Your goal: Pick out the lines containing "title".

Dataset records:
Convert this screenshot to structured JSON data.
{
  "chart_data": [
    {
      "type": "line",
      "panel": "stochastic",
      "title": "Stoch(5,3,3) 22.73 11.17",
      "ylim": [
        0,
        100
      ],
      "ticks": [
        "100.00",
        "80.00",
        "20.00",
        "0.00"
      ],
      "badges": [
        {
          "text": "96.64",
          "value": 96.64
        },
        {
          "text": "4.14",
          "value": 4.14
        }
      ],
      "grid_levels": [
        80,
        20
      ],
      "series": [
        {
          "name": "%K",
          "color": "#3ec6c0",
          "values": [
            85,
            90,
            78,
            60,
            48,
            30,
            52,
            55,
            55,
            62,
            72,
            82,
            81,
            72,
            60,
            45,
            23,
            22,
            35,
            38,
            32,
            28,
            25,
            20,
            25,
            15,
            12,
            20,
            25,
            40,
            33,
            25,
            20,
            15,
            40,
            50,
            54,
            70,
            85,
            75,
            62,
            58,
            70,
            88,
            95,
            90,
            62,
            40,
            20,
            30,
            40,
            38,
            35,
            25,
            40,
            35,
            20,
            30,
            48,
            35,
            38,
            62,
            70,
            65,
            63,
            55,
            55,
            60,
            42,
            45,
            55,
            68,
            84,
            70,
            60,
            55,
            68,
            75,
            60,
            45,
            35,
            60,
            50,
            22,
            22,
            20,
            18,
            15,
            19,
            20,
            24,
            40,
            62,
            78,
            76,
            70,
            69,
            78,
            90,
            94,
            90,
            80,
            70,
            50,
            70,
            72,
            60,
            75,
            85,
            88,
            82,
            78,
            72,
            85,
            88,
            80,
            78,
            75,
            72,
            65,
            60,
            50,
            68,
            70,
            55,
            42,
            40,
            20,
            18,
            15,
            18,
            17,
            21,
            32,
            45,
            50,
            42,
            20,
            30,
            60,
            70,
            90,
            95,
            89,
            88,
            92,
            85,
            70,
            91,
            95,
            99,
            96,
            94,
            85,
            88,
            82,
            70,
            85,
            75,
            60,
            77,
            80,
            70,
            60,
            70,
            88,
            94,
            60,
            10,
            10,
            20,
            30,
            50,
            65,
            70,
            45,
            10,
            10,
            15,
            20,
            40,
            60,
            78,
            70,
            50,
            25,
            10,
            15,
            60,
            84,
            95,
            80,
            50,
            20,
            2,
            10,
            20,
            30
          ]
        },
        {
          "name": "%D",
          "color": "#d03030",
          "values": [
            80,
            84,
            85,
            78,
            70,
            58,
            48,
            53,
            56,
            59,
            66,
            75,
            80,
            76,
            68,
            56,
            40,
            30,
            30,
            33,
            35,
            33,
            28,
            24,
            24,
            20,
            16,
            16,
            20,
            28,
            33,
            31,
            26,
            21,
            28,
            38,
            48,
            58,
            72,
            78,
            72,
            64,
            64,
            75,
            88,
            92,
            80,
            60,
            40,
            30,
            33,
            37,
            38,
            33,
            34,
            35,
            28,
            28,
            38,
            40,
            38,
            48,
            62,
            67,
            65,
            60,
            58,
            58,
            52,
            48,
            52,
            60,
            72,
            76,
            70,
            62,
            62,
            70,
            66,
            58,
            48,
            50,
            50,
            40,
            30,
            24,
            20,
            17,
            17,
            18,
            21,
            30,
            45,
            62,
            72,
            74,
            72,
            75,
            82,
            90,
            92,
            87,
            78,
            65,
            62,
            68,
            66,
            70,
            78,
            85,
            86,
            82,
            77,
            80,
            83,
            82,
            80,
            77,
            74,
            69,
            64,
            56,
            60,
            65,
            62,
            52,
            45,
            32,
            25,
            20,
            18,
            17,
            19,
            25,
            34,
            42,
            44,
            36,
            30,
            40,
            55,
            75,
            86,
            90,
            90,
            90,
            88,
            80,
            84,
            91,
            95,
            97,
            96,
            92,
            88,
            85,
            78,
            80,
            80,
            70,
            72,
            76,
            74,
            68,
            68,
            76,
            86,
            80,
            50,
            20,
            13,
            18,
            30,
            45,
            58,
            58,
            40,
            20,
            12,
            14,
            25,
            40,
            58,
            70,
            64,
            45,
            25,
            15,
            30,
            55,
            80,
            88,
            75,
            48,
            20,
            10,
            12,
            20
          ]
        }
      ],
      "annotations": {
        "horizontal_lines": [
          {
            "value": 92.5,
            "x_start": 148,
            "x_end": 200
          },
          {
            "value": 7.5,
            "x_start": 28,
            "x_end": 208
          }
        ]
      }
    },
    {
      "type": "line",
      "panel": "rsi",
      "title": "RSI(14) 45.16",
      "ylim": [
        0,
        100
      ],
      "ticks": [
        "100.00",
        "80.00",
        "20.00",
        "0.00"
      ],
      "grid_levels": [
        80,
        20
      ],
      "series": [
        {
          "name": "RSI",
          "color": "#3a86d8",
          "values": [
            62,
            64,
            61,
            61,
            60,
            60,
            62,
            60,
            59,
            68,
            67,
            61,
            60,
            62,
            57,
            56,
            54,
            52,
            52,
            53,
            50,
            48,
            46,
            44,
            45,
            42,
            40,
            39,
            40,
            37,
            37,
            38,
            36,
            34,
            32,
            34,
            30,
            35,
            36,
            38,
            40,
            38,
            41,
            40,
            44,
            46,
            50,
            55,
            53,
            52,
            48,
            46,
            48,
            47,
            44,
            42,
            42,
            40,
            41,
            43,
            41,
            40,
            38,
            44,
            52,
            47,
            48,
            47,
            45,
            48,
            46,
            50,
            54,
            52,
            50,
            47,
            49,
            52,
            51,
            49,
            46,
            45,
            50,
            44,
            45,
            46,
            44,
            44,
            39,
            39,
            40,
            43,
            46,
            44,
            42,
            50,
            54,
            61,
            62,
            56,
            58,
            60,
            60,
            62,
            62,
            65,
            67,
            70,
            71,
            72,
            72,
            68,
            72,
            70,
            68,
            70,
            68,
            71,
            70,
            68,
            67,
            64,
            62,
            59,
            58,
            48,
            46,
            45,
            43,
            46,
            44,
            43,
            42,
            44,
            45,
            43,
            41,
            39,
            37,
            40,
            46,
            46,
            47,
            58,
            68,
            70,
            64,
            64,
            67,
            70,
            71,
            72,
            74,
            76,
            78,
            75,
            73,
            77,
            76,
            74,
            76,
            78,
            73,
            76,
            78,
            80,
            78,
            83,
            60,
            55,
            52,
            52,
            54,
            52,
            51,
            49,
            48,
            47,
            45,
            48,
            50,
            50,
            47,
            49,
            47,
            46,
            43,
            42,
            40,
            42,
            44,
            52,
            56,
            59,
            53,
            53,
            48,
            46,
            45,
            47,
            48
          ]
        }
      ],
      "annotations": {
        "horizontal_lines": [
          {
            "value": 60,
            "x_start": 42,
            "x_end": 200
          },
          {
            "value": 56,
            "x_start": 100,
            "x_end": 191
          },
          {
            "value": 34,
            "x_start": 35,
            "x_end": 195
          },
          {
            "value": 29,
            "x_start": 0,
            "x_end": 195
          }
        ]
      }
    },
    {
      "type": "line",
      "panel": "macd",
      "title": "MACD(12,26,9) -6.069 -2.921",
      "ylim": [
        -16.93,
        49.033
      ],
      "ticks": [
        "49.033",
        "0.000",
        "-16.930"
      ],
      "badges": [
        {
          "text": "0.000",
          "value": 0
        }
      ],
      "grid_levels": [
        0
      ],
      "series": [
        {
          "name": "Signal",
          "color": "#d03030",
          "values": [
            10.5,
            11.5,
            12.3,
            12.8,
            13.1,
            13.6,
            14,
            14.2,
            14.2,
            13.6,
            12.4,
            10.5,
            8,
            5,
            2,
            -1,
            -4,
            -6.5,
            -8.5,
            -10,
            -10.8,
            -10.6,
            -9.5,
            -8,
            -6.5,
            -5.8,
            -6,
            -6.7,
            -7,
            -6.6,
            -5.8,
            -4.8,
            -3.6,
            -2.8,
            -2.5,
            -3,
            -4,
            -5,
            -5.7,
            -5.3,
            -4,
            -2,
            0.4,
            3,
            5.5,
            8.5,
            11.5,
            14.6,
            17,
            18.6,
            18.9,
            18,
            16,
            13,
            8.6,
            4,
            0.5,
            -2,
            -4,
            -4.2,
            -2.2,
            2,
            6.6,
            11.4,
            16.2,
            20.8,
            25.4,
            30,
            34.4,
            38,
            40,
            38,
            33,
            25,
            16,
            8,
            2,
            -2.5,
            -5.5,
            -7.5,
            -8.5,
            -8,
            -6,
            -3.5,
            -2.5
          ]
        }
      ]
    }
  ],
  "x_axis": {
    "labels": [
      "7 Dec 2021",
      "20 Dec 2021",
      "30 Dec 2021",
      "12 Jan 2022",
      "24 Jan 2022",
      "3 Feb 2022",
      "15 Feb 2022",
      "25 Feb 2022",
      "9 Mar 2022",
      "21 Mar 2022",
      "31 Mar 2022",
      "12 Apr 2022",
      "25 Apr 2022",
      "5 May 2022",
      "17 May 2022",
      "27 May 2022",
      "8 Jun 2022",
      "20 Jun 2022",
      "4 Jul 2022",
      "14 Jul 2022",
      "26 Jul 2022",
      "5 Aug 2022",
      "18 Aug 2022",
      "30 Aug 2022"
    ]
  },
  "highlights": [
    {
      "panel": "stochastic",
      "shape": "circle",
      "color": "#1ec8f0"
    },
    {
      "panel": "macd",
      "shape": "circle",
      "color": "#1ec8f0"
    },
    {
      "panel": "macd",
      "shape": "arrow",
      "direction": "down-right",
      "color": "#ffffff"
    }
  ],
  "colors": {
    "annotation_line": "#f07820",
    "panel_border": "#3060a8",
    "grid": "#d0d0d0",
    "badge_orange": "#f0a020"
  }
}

Finished task:
      "title": "Stoch(5,3,3) 22.73 11.17",
      "title": "RSI(14) 45.16",
      "title": "MACD(12,26,9) -6.069 -2.921",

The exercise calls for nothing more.